TASK TO CARRY OUT: Across the following data, how many lines include the string "Your"? Reply with the number and nothing more.

RECORDS PROVIDED:
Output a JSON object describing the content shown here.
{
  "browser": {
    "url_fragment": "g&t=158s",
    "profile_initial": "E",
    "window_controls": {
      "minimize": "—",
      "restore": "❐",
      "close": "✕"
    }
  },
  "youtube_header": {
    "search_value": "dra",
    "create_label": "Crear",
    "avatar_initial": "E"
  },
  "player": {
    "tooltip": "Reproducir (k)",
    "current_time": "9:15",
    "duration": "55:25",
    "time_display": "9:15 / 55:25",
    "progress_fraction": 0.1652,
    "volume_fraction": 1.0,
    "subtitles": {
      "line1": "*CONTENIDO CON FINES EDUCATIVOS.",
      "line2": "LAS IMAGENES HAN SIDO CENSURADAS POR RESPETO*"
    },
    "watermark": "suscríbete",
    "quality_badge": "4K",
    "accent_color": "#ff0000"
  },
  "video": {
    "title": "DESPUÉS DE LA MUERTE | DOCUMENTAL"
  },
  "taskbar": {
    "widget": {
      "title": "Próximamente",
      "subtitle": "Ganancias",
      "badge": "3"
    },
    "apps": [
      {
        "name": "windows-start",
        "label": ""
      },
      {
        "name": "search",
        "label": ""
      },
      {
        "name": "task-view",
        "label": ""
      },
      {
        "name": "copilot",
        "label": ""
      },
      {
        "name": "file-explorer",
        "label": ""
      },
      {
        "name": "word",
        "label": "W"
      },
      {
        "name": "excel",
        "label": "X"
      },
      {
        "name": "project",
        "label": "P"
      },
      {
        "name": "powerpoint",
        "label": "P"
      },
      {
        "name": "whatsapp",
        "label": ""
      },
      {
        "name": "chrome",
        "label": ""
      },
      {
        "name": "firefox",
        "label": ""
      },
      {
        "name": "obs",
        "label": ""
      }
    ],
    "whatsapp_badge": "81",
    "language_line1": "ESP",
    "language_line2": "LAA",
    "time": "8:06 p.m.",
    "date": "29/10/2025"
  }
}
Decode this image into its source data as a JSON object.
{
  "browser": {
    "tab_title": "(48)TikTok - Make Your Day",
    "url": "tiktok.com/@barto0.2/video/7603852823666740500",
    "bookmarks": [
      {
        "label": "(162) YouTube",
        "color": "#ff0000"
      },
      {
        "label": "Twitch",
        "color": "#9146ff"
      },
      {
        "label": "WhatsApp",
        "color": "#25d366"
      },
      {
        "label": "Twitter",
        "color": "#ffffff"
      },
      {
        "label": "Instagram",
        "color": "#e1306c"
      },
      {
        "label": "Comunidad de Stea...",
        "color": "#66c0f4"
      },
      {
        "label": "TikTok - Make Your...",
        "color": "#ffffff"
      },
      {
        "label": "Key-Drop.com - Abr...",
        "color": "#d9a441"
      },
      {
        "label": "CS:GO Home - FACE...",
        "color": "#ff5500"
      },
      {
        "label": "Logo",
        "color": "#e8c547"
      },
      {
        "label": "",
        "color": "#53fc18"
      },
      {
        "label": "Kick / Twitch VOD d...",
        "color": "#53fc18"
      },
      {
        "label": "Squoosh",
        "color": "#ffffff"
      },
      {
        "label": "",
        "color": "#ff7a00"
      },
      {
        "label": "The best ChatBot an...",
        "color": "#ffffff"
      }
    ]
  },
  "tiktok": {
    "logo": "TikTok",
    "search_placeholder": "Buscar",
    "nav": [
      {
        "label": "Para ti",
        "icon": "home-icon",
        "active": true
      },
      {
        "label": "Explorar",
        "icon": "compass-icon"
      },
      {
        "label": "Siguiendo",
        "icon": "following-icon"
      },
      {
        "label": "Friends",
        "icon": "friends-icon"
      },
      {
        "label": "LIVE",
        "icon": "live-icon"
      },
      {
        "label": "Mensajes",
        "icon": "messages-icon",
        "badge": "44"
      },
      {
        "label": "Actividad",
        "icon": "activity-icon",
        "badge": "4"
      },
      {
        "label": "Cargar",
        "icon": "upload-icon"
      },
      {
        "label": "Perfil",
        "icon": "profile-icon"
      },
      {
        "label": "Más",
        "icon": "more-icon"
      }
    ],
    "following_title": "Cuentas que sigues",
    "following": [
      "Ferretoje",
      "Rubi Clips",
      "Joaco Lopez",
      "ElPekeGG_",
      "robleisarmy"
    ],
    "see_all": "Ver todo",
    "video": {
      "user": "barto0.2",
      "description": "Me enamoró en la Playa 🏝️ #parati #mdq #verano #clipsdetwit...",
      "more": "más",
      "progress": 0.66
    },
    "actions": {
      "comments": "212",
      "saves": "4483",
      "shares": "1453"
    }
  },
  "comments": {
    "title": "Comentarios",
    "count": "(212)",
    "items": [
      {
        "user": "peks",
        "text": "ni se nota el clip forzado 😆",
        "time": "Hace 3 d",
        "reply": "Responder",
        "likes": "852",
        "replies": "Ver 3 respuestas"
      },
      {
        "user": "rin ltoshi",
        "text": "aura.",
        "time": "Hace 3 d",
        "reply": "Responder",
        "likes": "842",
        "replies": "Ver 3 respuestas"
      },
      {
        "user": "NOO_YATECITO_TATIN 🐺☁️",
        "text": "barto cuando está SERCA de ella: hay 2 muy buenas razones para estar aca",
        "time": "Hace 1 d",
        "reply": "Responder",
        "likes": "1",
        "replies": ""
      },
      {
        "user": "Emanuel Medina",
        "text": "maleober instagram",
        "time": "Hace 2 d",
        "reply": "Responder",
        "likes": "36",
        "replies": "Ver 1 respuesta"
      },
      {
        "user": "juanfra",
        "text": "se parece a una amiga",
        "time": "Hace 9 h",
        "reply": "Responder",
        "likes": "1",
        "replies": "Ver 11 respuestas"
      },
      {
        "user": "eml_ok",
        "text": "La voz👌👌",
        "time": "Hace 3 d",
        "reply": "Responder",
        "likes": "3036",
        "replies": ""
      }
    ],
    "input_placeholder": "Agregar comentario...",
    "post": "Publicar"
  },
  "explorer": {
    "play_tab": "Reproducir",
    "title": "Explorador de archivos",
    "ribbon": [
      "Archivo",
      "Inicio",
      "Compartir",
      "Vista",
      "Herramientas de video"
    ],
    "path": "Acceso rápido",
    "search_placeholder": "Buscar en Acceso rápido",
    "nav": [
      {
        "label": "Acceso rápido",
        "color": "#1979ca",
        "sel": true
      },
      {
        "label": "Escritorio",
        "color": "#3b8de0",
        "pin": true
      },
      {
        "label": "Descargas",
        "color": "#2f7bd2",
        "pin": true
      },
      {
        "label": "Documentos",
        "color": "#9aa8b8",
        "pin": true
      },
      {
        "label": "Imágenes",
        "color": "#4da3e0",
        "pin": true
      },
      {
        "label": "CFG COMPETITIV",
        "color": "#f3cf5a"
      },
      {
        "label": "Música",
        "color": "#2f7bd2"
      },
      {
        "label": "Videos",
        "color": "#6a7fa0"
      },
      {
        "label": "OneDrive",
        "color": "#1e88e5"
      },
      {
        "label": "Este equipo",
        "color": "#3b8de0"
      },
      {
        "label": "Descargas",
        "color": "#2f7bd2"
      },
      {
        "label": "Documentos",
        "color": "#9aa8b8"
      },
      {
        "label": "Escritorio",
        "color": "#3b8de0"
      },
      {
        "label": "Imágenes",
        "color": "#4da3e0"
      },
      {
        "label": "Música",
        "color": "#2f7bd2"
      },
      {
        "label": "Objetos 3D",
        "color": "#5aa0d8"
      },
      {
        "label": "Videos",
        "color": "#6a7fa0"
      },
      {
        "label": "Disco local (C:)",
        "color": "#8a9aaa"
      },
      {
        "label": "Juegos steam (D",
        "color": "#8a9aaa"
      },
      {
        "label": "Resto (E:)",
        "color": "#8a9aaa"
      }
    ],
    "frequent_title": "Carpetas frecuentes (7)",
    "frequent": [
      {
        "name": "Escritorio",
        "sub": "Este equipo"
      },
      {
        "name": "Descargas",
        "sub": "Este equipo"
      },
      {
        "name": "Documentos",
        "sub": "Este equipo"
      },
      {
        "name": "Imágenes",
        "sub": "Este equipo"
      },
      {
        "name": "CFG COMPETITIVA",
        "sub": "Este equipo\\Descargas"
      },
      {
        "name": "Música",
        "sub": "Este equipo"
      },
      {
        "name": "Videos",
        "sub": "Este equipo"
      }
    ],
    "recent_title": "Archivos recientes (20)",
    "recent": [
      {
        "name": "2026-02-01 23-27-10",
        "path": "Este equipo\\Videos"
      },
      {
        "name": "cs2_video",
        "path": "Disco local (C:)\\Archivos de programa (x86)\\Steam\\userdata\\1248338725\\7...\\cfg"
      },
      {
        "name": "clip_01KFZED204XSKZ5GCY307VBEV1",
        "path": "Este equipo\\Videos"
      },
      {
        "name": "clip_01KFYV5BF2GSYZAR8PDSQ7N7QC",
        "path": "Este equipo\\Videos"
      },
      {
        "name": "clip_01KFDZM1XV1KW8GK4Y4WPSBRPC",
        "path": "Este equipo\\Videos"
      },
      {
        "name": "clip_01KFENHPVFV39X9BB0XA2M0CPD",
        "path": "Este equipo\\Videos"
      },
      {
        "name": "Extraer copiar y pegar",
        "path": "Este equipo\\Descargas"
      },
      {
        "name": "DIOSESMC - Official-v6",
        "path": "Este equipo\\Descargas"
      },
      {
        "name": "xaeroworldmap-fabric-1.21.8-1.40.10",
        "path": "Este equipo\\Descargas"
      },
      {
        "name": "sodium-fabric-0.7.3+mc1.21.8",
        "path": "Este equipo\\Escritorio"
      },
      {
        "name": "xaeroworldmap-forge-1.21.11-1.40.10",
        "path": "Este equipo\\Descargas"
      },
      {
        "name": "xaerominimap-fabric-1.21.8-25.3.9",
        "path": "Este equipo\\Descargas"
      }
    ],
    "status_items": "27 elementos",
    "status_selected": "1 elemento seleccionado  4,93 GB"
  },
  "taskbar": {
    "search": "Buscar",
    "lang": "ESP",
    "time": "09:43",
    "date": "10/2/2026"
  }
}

RESPONSE TO THE TASK: 2